# start of Materials provided

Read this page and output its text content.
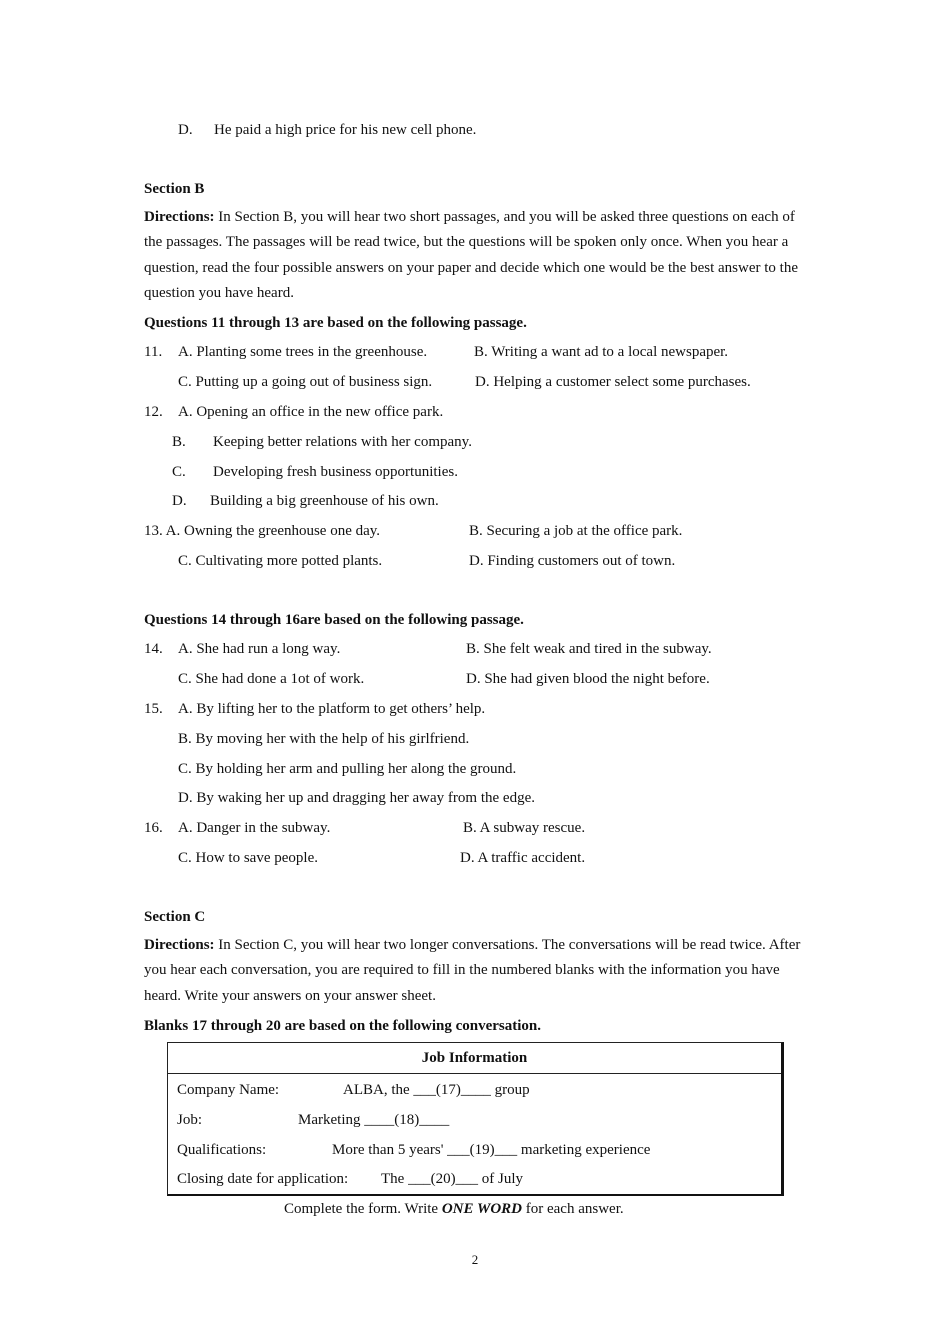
D. He paid a high price for his new cell phone.
Section B
Directions: In Section B, you will hear two short passages, and you will be asked three questions on each of the passages. The passages will be read twice, but the questions will be spoken only once. When you hear a question, read the four possible answers on your paper and decide which one would be the best answer to the question you have heard.
Questions 11 through 13 are based on the following passage.
11. A. Planting some trees in the greenhouse.	B. Writing a want ad to a local newspaper.
C. Putting up a going out of business sign.	D. Helping a customer select some purchases.
12. A. Opening an office in the new office park.
B. Keeping better relations with her company.
C. Developing fresh business opportunities.
D. Building a big greenhouse of his own.
13. A. Owning the greenhouse one day.	B. Securing a job at the office park.
C. Cultivating more potted plants.	D. Finding customers out of town.
Questions 14 through 16are based on the following passage.
14. A. She had run a long way.	B. She felt weak and tired in the subway.
C. She had done a 1ot of work.	D. She had given blood the night before.
15. A. By lifting her to the platform to get others’ help.
B. By moving her with the help of his girlfriend.
C. By holding her arm and pulling her along the ground.
D. By waking her up and dragging her away from the edge.
16. A. Danger in the subway.	B. A subway rescue.
C. How to save people.	D. A traffic accident.
Section C
Directions: In Section C, you will hear two longer conversations. The conversations will be read twice. After you hear each conversation, you are required to fill in the numbered blanks with the information you have heard. Write your answers on your answer sheet.
Blanks 17 through 20 are based on the following conversation.
Job Information
Company Name:	ALBA, the ___(17)____ group
Job:	Marketing ____(18)____
Qualifications:	More than 5 years' ___(19)___ marketing experience
Closing date for application: The ___(20)___ of July
Complete the form. Write ONE WORD for each answer.
2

# end of Materials provided

→ To do:
Set down the lines of the records above exactly, apart from the pictures.

→ The response:
Read this page and output its text content.
D. He paid a high price for his new cell phone.
Section B
Directions: In Section B, you will hear two short passages, and you will be asked three questions on each of the passages. The passages will be read twice, but the questions will be spoken only once. When you hear a question, read the four possible answers on your paper and decide which one would be the best answer to the question you have heard.
Questions 11 through 13 are based on the following passage.
11. A. Planting some trees in the greenhouse.	B. Writing a want ad to a local newspaper.
C. Putting up a going out of business sign.	D. Helping a customer select some purchases.
12. A. Opening an office in the new office park.
B. Keeping better relations with her company.
C. Developing fresh business opportunities.
D. Building a big greenhouse of his own.
13. A. Owning the greenhouse one day.	B. Securing a job at the office park.
C. Cultivating more potted plants.	D. Finding customers out of town.
Questions 14 through 16are based on the following passage.
14. A. She had run a long way.	B. She felt weak and tired in the subway.
C. She had done a 1ot of work.	D. She had given blood the night before.
15. A. By lifting her to the platform to get others’ help.
B. By moving her with the help of his girlfriend.
C. By holding her arm and pulling her along the ground.
D. By waking her up and dragging her away from the edge.
16. A. Danger in the subway.	B. A subway rescue.
C. How to save people.	D. A traffic accident.
Section C
Directions: In Section C, you will hear two longer conversations. The conversations will be read twice. After you hear each conversation, you are required to fill in the numbered blanks with the information you have heard. Write your answers on your answer sheet.
Blanks 17 through 20 are based on the following conversation.
Job Information
Company Name:	ALBA, the ___(17)____ group
Job:	Marketing ____(18)____
Qualifications:	More than 5 years' ___(19)___ marketing experience
Closing date for application: The ___(20)___ of July
Complete the form. Write ONE WORD for each answer.
2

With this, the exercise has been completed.